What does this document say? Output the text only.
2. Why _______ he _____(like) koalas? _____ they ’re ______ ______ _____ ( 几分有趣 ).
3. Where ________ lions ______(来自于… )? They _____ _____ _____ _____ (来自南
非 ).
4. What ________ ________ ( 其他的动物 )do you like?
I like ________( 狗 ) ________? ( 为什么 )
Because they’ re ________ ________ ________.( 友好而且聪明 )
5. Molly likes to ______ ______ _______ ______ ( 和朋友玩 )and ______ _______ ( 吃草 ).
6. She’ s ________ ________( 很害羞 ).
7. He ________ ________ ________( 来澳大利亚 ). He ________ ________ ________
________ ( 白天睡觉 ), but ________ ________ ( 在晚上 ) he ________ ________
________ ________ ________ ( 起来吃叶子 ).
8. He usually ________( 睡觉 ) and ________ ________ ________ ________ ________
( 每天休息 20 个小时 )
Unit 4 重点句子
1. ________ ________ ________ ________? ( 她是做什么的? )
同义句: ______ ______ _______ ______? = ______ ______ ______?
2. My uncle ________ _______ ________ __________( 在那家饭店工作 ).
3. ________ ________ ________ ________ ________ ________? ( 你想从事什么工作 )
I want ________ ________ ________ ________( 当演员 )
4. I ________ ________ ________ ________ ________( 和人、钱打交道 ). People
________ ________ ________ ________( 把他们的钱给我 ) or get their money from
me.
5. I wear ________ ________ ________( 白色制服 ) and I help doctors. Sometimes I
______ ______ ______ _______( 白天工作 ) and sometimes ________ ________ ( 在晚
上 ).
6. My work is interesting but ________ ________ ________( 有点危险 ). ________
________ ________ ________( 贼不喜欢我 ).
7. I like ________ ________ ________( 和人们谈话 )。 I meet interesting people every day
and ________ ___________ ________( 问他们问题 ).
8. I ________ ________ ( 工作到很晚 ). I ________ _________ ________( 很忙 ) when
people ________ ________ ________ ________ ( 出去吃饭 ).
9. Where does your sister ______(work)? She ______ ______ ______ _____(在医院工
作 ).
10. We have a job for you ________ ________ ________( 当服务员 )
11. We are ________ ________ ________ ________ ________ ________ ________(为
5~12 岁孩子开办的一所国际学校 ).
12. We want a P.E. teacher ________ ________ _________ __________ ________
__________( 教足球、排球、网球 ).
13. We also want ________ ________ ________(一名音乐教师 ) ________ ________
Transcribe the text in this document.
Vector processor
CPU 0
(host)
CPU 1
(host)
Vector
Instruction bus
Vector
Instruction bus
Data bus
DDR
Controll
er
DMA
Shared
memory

* _Written request_
Nothing should be changed: write out all of the data as is.

* _Task response_
What does this document say? Output the text only.
2. Why _______ he _____(like) koalas? _____ they ’re ______ ______ _____ ( 几分有趣 ).
3. Where ________ lions ______(来自于… )? They _____ _____ _____ _____ (来自南
非 ).
4. What ________ ________ ( 其他的动物 )do you like?
I like ________( 狗 ) ________? ( 为什么 )
Because they’ re ________ ________ ________.( 友好而且聪明 )
5. Molly likes to ______ ______ _______ ______ ( 和朋友玩 )and ______ _______ ( 吃草 ).
6. She’ s ________ ________( 很害羞 ).
7. He ________ ________ ________( 来澳大利亚 ). He ________ ________ ________
________ ( 白天睡觉 ), but ________ ________ ( 在晚上 ) he ________ ________
________ ________ ________ ( 起来吃叶子 ).
8. He usually ________( 睡觉 ) and ________ ________ ________ ________ ________
( 每天休息 20 个小时 )
Unit 4 重点句子
1. ________ ________ ________ ________? ( 她是做什么的? )
同义句: ______ ______ _______ ______? = ______ ______ ______?
2. My uncle ________ _______ ________ __________( 在那家饭店工作 ).
3. ________ ________ ________ ________ ________ ________? ( 你想从事什么工作 )
I want ________ ________ ________ ________( 当演员 )
4. I ________ ________ ________ ________ ________( 和人、钱打交道 ). People
________ ________ ________ ________( 把他们的钱给我 ) or get their money from
me.
5. I wear ________ ________ ________( 白色制服 ) and I help doctors. Sometimes I
______ ______ ______ _______( 白天工作 ) and sometimes ________ ________ ( 在晚
上 ).
6. My work is interesting but ________ ________ ________( 有点危险 ). ________
________ ________ ________( 贼不喜欢我 ).
7. I like ________ ________ ________( 和人们谈话 )。 I meet interesting people every day
and ________ ___________ ________( 问他们问题 ).
8. I ________ ________ ( 工作到很晚 ). I ________ _________ ________( 很忙 ) when
people ________ ________ ________ ________ ( 出去吃饭 ).
9. Where does your sister ______(work)? She ______ ______ ______ _____(在医院工
作 ).
10. We have a job for you ________ ________ ________( 当服务员 )
11. We are ________ ________ ________ ________ ________ ________ ________(为
5~12 岁孩子开办的一所国际学校 ).
12. We want a P.E. teacher ________ ________ _________ __________ ________
__________( 教足球、排球、网球 ).
13. We also want ________ ________ ________(一名音乐教师 ) ________ ________
Transcribe the text in this document.
Vector processor
CPU 0
(host)
CPU 1
(host)
Vector
Instruction bus
Vector
Instruction bus
Data bus
DDR
Controll
er
DMA
Shared
memory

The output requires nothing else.